[START EXCERPTED DATA]
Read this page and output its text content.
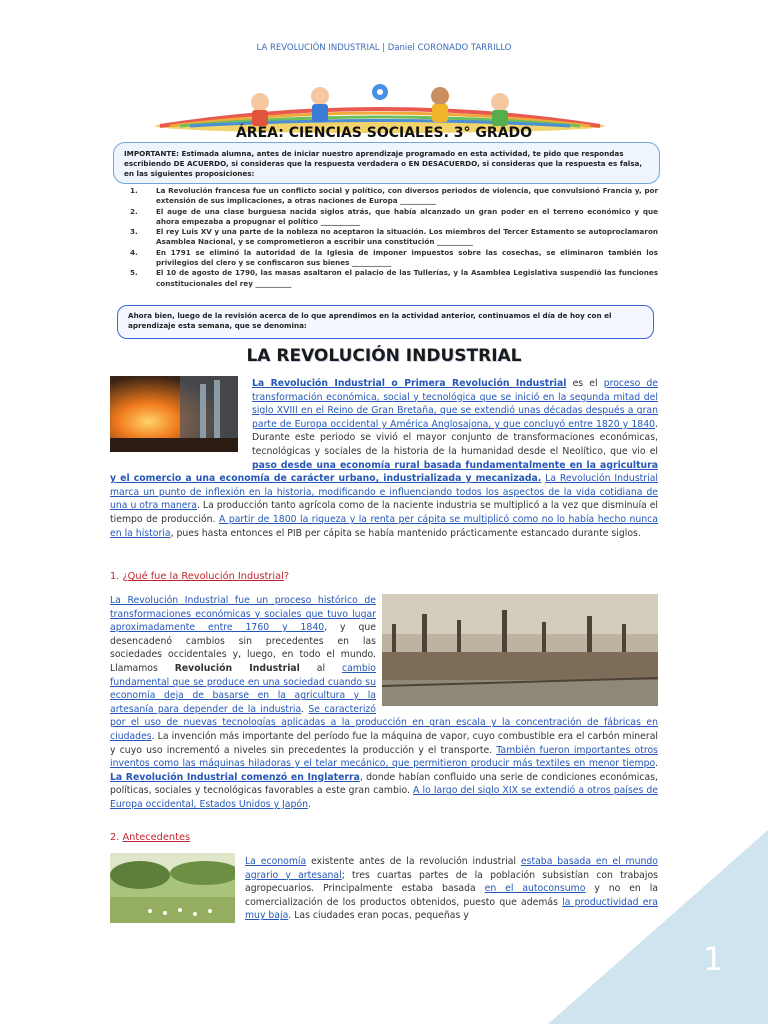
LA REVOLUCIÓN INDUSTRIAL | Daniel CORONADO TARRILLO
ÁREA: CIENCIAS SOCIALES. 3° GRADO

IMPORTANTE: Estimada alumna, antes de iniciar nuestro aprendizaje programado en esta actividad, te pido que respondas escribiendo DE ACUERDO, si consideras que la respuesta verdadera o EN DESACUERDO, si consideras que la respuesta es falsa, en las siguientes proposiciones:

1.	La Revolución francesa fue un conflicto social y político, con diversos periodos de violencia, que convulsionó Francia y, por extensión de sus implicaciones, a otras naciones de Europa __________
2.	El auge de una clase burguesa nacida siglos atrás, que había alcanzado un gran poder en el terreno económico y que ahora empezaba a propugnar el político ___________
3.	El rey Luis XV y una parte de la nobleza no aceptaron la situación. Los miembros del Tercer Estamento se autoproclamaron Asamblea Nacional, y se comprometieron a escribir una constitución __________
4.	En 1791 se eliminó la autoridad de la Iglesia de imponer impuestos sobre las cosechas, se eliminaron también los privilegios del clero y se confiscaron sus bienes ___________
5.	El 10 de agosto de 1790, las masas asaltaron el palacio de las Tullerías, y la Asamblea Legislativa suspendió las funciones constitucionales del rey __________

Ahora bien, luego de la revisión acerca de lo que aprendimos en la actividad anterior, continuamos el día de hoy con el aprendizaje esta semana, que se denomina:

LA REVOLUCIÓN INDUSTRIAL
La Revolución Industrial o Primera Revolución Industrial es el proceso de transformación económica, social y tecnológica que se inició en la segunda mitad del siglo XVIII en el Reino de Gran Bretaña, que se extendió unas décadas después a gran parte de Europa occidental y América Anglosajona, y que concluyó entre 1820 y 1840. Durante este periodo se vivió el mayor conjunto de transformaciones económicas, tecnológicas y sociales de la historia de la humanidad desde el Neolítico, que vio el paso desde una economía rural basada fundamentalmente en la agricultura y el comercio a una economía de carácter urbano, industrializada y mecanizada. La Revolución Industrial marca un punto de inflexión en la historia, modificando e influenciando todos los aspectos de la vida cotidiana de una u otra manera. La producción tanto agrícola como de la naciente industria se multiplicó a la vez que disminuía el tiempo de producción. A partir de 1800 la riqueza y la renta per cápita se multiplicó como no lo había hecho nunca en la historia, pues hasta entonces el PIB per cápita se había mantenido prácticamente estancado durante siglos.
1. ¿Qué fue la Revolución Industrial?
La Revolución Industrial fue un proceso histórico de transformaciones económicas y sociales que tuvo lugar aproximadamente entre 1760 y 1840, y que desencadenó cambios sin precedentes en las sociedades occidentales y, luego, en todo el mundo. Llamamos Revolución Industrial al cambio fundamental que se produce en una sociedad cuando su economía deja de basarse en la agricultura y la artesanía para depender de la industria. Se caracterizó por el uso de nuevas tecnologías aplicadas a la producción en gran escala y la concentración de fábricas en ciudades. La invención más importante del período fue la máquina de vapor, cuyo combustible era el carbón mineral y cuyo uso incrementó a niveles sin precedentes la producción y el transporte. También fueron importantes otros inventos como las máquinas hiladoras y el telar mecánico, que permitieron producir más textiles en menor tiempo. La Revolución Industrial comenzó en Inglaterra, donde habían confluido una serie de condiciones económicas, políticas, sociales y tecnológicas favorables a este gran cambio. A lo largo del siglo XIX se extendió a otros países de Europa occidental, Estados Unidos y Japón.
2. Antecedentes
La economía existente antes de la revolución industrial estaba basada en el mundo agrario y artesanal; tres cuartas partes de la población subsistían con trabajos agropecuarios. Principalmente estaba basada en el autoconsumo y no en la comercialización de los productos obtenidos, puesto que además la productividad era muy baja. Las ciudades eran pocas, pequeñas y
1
[END EXCERPTED DATA]
WHAT IS ASKED =>
Pictures are excluded; output everything else in the data verbatim.

SOLUTION TO THE EXERCISE =>
Read this page and output its text content.
LA REVOLUCIÓN INDUSTRIAL | Daniel CORONADO TARRILLO
ÁREA: CIENCIAS SOCIALES. 3° GRADO

IMPORTANTE: Estimada alumna, antes de iniciar nuestro aprendizaje programado en esta actividad, te pido que respondas escribiendo DE ACUERDO, si consideras que la respuesta verdadera o EN DESACUERDO, si consideras que la respuesta es falsa, en las siguientes proposiciones:

1.	La Revolución francesa fue un conflicto social y político, con diversos periodos de violencia, que convulsionó Francia y, por extensión de sus implicaciones, a otras naciones de Europa __________
2.	El auge de una clase burguesa nacida siglos atrás, que había alcanzado un gran poder en el terreno económico y que ahora empezaba a propugnar el político ___________
3.	El rey Luis XV y una parte de la nobleza no aceptaron la situación. Los miembros del Tercer Estamento se autoproclamaron Asamblea Nacional, y se comprometieron a escribir una constitución __________
4.	En 1791 se eliminó la autoridad de la Iglesia de imponer impuestos sobre las cosechas, se eliminaron también los privilegios del clero y se confiscaron sus bienes ___________
5.	El 10 de agosto de 1790, las masas asaltaron el palacio de las Tullerías, y la Asamblea Legislativa suspendió las funciones constitucionales del rey __________

Ahora bien, luego de la revisión acerca de lo que aprendimos en la actividad anterior, continuamos el día de hoy con el aprendizaje esta semana, que se denomina:

LA REVOLUCIÓN INDUSTRIAL
La Revolución Industrial o Primera Revolución Industrial es el proceso de transformación económica, social y tecnológica que se inició en la segunda mitad del siglo XVIII en el Reino de Gran Bretaña, que se extendió unas décadas después a gran parte de Europa occidental y América Anglosajona, y que concluyó entre 1820 y 1840. Durante este periodo se vivió el mayor conjunto de transformaciones económicas, tecnológicas y sociales de la historia de la humanidad desde el Neolítico, que vio el paso desde una economía rural basada fundamentalmente en la agricultura y el comercio a una economía de carácter urbano, industrializada y mecanizada. La Revolución Industrial marca un punto de inflexión en la historia, modificando e influenciando todos los aspectos de la vida cotidiana de una u otra manera. La producción tanto agrícola como de la naciente industria se multiplicó a la vez que disminuía el tiempo de producción. A partir de 1800 la riqueza y la renta per cápita se multiplicó como no lo había hecho nunca en la historia, pues hasta entonces el PIB per cápita se había mantenido prácticamente estancado durante siglos.
1. ¿Qué fue la Revolución Industrial?
La Revolución Industrial fue un proceso histórico de transformaciones económicas y sociales que tuvo lugar aproximadamente entre 1760 y 1840, y que desencadenó cambios sin precedentes en las sociedades occidentales y, luego, en todo el mundo. Llamamos Revolución Industrial al cambio fundamental que se produce en una sociedad cuando su economía deja de basarse en la agricultura y la artesanía para depender de la industria. Se caracterizó por el uso de nuevas tecnologías aplicadas a la producción en gran escala y la concentración de fábricas en ciudades. La invención más importante del período fue la máquina de vapor, cuyo combustible era el carbón mineral y cuyo uso incrementó a niveles sin precedentes la producción y el transporte. También fueron importantes otros inventos como las máquinas hiladoras y el telar mecánico, que permitieron producir más textiles en menor tiempo. La Revolución Industrial comenzó en Inglaterra, donde habían confluido una serie de condiciones económicas, políticas, sociales y tecnológicas favorables a este gran cambio. A lo largo del siglo XIX se extendió a otros países de Europa occidental, Estados Unidos y Japón.
2. Antecedentes
La economía existente antes de la revolución industrial estaba basada en el mundo agrario y artesanal; tres cuartas partes de la población subsistían con trabajos agropecuarios. Principalmente estaba basada en el autoconsumo y no en la comercialización de los productos obtenidos, puesto que además la productividad era muy baja. Las ciudades eran pocas, pequeñas y
1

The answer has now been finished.